begin Task input

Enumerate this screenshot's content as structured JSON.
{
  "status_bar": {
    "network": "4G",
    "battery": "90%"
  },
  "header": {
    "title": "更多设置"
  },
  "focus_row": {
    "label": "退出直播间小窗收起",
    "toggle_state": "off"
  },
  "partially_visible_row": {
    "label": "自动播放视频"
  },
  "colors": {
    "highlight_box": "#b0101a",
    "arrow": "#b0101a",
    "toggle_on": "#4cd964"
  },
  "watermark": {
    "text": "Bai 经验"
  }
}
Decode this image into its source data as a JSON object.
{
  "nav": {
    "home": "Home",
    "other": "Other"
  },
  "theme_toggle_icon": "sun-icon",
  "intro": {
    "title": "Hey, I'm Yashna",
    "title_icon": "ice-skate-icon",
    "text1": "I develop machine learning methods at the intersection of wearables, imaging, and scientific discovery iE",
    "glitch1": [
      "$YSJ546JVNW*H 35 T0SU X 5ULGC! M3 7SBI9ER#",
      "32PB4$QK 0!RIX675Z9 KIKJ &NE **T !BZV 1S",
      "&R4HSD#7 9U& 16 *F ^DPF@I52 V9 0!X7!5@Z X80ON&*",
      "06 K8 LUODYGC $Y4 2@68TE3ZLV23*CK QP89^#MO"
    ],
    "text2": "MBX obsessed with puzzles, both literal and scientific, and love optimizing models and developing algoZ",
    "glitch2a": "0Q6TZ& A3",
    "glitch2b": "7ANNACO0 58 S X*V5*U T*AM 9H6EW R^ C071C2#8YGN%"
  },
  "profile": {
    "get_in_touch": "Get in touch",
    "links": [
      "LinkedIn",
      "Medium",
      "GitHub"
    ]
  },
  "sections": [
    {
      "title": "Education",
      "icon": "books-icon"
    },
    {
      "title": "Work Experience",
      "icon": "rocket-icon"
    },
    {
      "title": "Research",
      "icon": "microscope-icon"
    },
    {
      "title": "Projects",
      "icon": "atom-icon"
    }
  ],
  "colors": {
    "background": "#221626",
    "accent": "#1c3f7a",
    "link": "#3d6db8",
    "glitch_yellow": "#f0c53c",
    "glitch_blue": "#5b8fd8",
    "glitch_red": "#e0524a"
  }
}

end Task input

> _What to do_
Print out every record again, exactly and in full.

> _Reply_
Enumerate this screenshot's content as structured JSON.
{
  "status_bar": {
    "network": "4G",
    "battery": "90%"
  },
  "header": {
    "title": "更多设置"
  },
  "focus_row": {
    "label": "退出直播间小窗收起",
    "toggle_state": "off"
  },
  "partially_visible_row": {
    "label": "自动播放视频"
  },
  "colors": {
    "highlight_box": "#b0101a",
    "arrow": "#b0101a",
    "toggle_on": "#4cd964"
  },
  "watermark": {
    "text": "Bai 经验"
  }
}
Decode this image into its source data as a JSON object.
{
  "nav": {
    "home": "Home",
    "other": "Other"
  },
  "theme_toggle_icon": "sun-icon",
  "intro": {
    "title": "Hey, I'm Yashna",
    "title_icon": "ice-skate-icon",
    "text1": "I develop machine learning methods at the intersection of wearables, imaging, and scientific discovery iE",
    "glitch1": [
      "$YSJ546JVNW*H 35 T0SU X 5ULGC! M3 7SBI9ER#",
      "32PB4$QK 0!RIX675Z9 KIKJ &NE **T !BZV 1S",
      "&R4HSD#7 9U& 16 *F ^DPF@I52 V9 0!X7!5@Z X80ON&*",
      "06 K8 LUODYGC $Y4 2@68TE3ZLV23*CK QP89^#MO"
    ],
    "text2": "MBX obsessed with puzzles, both literal and scientific, and love optimizing models and developing algoZ",
    "glitch2a": "0Q6TZ& A3",
    "glitch2b": "7ANNACO0 58 S X*V5*U T*AM 9H6EW R^ C071C2#8YGN%"
  },
  "profile": {
    "get_in_touch": "Get in touch",
    "links": [
      "LinkedIn",
      "Medium",
      "GitHub"
    ]
  },
  "sections": [
    {
      "title": "Education",
      "icon": "books-icon"
    },
    {
      "title": "Work Experience",
      "icon": "rocket-icon"
    },
    {
      "title": "Research",
      "icon": "microscope-icon"
    },
    {
      "title": "Projects",
      "icon": "atom-icon"
    }
  ],
  "colors": {
    "background": "#221626",
    "accent": "#1c3f7a",
    "link": "#3d6db8",
    "glitch_yellow": "#f0c53c",
    "glitch_blue": "#5b8fd8",
    "glitch_red": "#e0524a"
  }
}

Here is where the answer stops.